__Exercise aim__
Your task is to copy every record exactly.
—————
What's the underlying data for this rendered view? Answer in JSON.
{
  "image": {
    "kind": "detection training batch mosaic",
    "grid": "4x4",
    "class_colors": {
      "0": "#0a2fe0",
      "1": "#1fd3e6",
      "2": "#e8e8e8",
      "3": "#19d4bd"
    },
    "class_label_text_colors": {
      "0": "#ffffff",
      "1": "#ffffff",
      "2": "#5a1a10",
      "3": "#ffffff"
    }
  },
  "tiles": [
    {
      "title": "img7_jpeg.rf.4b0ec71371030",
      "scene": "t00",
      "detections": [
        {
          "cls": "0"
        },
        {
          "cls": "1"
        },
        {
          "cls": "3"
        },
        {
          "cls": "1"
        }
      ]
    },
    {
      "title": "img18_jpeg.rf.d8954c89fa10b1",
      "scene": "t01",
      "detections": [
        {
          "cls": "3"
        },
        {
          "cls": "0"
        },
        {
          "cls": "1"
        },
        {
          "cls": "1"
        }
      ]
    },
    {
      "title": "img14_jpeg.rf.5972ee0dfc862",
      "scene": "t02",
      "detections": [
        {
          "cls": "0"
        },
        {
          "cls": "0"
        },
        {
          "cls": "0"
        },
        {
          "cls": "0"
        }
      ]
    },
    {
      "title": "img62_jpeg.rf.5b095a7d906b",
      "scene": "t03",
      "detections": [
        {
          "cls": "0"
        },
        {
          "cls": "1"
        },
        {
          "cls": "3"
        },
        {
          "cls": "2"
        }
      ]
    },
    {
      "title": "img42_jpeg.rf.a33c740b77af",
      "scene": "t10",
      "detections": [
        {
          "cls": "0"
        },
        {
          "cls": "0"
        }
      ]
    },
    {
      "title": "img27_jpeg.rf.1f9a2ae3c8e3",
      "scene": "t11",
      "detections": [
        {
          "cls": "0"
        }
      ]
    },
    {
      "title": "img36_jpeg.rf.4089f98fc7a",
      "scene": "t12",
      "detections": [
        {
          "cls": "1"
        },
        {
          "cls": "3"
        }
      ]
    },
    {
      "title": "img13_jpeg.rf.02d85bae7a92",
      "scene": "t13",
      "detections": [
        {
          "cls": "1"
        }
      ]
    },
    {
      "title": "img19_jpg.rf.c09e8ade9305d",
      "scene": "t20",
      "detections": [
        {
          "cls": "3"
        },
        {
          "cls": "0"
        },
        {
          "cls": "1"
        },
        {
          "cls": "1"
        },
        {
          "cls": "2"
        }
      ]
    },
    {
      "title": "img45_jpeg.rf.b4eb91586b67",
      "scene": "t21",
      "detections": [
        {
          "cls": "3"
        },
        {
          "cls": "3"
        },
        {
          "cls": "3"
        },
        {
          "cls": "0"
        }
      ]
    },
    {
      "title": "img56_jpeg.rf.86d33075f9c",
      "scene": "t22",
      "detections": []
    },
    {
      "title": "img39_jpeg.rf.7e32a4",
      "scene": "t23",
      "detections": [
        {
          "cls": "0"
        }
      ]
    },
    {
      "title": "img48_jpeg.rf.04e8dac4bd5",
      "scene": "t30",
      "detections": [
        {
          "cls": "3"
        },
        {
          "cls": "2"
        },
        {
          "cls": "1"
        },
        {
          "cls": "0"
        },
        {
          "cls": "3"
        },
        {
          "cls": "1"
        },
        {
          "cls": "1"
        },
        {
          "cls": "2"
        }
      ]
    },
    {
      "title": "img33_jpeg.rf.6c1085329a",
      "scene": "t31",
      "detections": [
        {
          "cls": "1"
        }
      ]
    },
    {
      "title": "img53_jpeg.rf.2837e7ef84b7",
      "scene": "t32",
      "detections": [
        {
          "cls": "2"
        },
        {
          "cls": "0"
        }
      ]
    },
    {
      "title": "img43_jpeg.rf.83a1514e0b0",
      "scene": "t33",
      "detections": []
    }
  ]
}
—————
__Solution to this exercise__
What's the underlying data for this rendered view? Answer in JSON.
{
  "image": {
    "kind": "detection training batch mosaic",
    "grid": "4x4",
    "class_colors": {
      "0": "#0a2fe0",
      "1": "#1fd3e6",
      "2": "#e8e8e8",
      "3": "#19d4bd"
    },
    "class_label_text_colors": {
      "0": "#ffffff",
      "1": "#ffffff",
      "2": "#5a1a10",
      "3": "#ffffff"
    }
  },
  "tiles": [
    {
      "title": "img7_jpeg.rf.4b0ec71371030",
      "scene": "t00",
      "detections": [
        {
          "cls": "0"
        },
        {
          "cls": "1"
        },
        {
          "cls": "3"
        },
        {
          "cls": "1"
        }
      ]
    },
    {
      "title": "img18_jpeg.rf.d8954c89fa10b1",
      "scene": "t01",
      "detections": [
        {
          "cls": "3"
        },
        {
          "cls": "0"
        },
        {
          "cls": "1"
        },
        {
          "cls": "1"
        }
      ]
    },
    {
      "title": "img14_jpeg.rf.5972ee0dfc862",
      "scene": "t02",
      "detections": [
        {
          "cls": "0"
        },
        {
          "cls": "0"
        },
        {
          "cls": "0"
        },
        {
          "cls": "0"
        }
      ]
    },
    {
      "title": "img62_jpeg.rf.5b095a7d906b",
      "scene": "t03",
      "detections": [
        {
          "cls": "0"
        },
        {
          "cls": "1"
        },
        {
          "cls": "3"
        },
        {
          "cls": "2"
        }
      ]
    },
    {
      "title": "img42_jpeg.rf.a33c740b77af",
      "scene": "t10",
      "detections": [
        {
          "cls": "0"
        },
        {
          "cls": "0"
        }
      ]
    },
    {
      "title": "img27_jpeg.rf.1f9a2ae3c8e3",
      "scene": "t11",
      "detections": [
        {
          "cls": "0"
        }
      ]
    },
    {
      "title": "img36_jpeg.rf.4089f98fc7a",
      "scene": "t12",
      "detections": [
        {
          "cls": "1"
        },
        {
          "cls": "3"
        }
      ]
    },
    {
      "title": "img13_jpeg.rf.02d85bae7a92",
      "scene": "t13",
      "detections": [
        {
          "cls": "1"
        }
      ]
    },
    {
      "title": "img19_jpg.rf.c09e8ade9305d",
      "scene": "t20",
      "detections": [
        {
          "cls": "3"
        },
        {
          "cls": "0"
        },
        {
          "cls": "1"
        },
        {
          "cls": "1"
        },
        {
          "cls": "2"
        }
      ]
    },
    {
      "title": "img45_jpeg.rf.b4eb91586b67",
      "scene": "t21",
      "detections": [
        {
          "cls": "3"
        },
        {
          "cls": "3"
        },
        {
          "cls": "3"
        },
        {
          "cls": "0"
        }
      ]
    },
    {
      "title": "img56_jpeg.rf.86d33075f9c",
      "scene": "t22",
      "detections": []
    },
    {
      "title": "img39_jpeg.rf.7e32a4",
      "scene": "t23",
      "detections": [
        {
          "cls": "0"
        }
      ]
    },
    {
      "title": "img48_jpeg.rf.04e8dac4bd5",
      "scene": "t30",
      "detections": [
        {
          "cls": "3"
        },
        {
          "cls": "2"
        },
        {
          "cls": "1"
        },
        {
          "cls": "0"
        },
        {
          "cls": "3"
        },
        {
          "cls": "1"
        },
        {
          "cls": "1"
        },
        {
          "cls": "2"
        }
      ]
    },
    {
      "title": "img33_jpeg.rf.6c1085329a",
      "scene": "t31",
      "detections": [
        {
          "cls": "1"
        }
      ]
    },
    {
      "title": "img53_jpeg.rf.2837e7ef84b7",
      "scene": "t32",
      "detections": [
        {
          "cls": "2"
        },
        {
          "cls": "0"
        }
      ]
    },
    {
      "title": "img43_jpeg.rf.83a1514e0b0",
      "scene": "t33",
      "detections": []
    }
  ]
}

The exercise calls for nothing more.